_Written request_
Pull out each line of the data that includes the word "margin".

Records:
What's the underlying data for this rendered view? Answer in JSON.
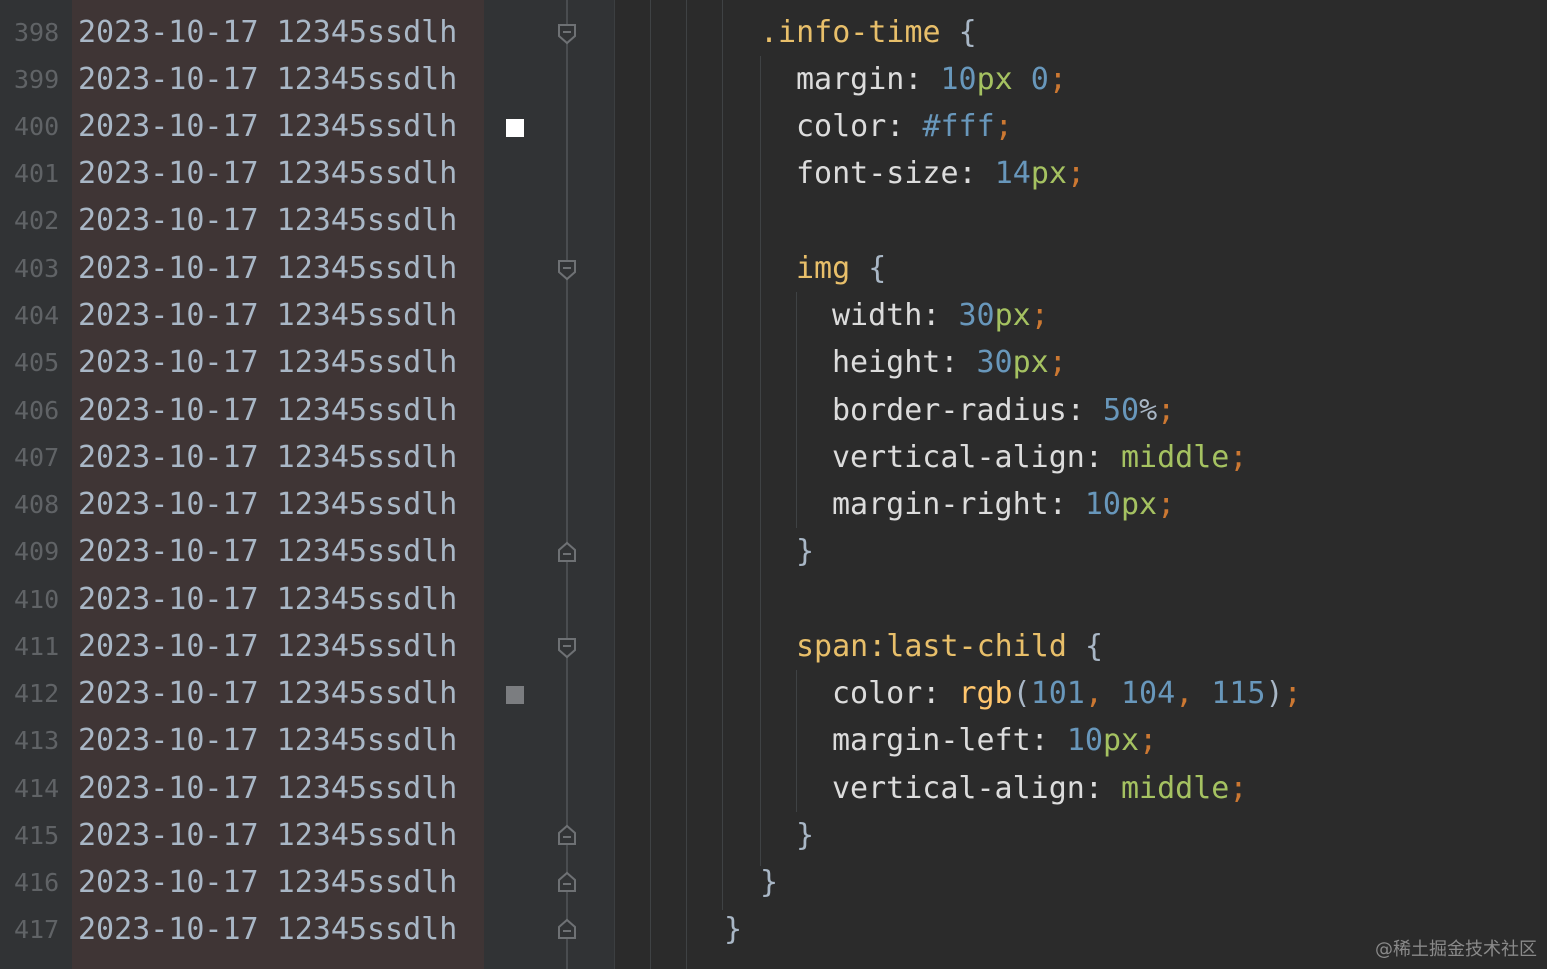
{
  "lines": [
    {
      "n": "398",
      "blame": "2023-10-17 12345ssdlh"
    },
    {
      "n": "399",
      "blame": "2023-10-17 12345ssdlh"
    },
    {
      "n": "400",
      "blame": "2023-10-17 12345ssdlh"
    },
    {
      "n": "401",
      "blame": "2023-10-17 12345ssdlh"
    },
    {
      "n": "402",
      "blame": "2023-10-17 12345ssdlh"
    },
    {
      "n": "403",
      "blame": "2023-10-17 12345ssdlh"
    },
    {
      "n": "404",
      "blame": "2023-10-17 12345ssdlh"
    },
    {
      "n": "405",
      "blame": "2023-10-17 12345ssdlh"
    },
    {
      "n": "406",
      "blame": "2023-10-17 12345ssdlh"
    },
    {
      "n": "407",
      "blame": "2023-10-17 12345ssdlh"
    },
    {
      "n": "408",
      "blame": "2023-10-17 12345ssdlh"
    },
    {
      "n": "409",
      "blame": "2023-10-17 12345ssdlh"
    },
    {
      "n": "410",
      "blame": "2023-10-17 12345ssdlh"
    },
    {
      "n": "411",
      "blame": "2023-10-17 12345ssdlh"
    },
    {
      "n": "412",
      "blame": "2023-10-17 12345ssdlh"
    },
    {
      "n": "413",
      "blame": "2023-10-17 12345ssdlh"
    },
    {
      "n": "414",
      "blame": "2023-10-17 12345ssdlh"
    },
    {
      "n": "415",
      "blame": "2023-10-17 12345ssdlh"
    },
    {
      "n": "416",
      "blame": "2023-10-17 12345ssdlh"
    },
    {
      "n": "417",
      "blame": "2023-10-17 12345ssdlh"
    }
  ],
  "code": {
    "l0_sel": ".info-time",
    "l0_brace": " {",
    "l1_prop": "margin: ",
    "l1_n1": "10",
    "l1_u1": "px",
    "l1_n2": " 0",
    "l1_semi": ";",
    "l2_prop": "color: ",
    "l2_val": "#fff",
    "l2_semi": ";",
    "l3_prop": "font-size: ",
    "l3_n": "14",
    "l3_u": "px",
    "l3_semi": ";",
    "l5_sel": "img",
    "l5_brace": " {",
    "l6_prop": "width: ",
    "l6_n": "30",
    "l6_u": "px",
    "l6_semi": ";",
    "l7_prop": "height: ",
    "l7_n": "30",
    "l7_u": "px",
    "l7_semi": ";",
    "l8_prop": "border-radius: ",
    "l8_n": "50",
    "l8_u": "%",
    "l8_semi": ";",
    "l9_prop": "vertical-align: ",
    "l9_kw": "middle",
    "l9_semi": ";",
    "l10_prop": "margin-right: ",
    "l10_n": "10",
    "l10_u": "px",
    "l10_semi": ";",
    "l11_brace": "}",
    "l13_sel": "span:last-child",
    "l13_brace": " {",
    "l14_prop": "color: ",
    "l14_fn": "rgb",
    "l14_p1": "(",
    "l14_n1": "101",
    "l14_c1": ", ",
    "l14_n2": "104",
    "l14_c2": ", ",
    "l14_n3": "115",
    "l14_p2": ")",
    "l14_semi": ";",
    "l15_prop": "margin-left: ",
    "l15_n": "10",
    "l15_u": "px",
    "l15_semi": ";",
    "l16_prop": "vertical-align: ",
    "l16_kw": "middle",
    "l16_semi": ";",
    "l17_brace": "}",
    "l18_brace": "}",
    "l19_brace": "}"
  },
  "watermark": "@稀土掘金技术社区"
}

_Solution to this task_
    "l1_prop": "margin: ",
    "l10_prop": "margin-right: ",
    "l15_prop": "margin-left: ",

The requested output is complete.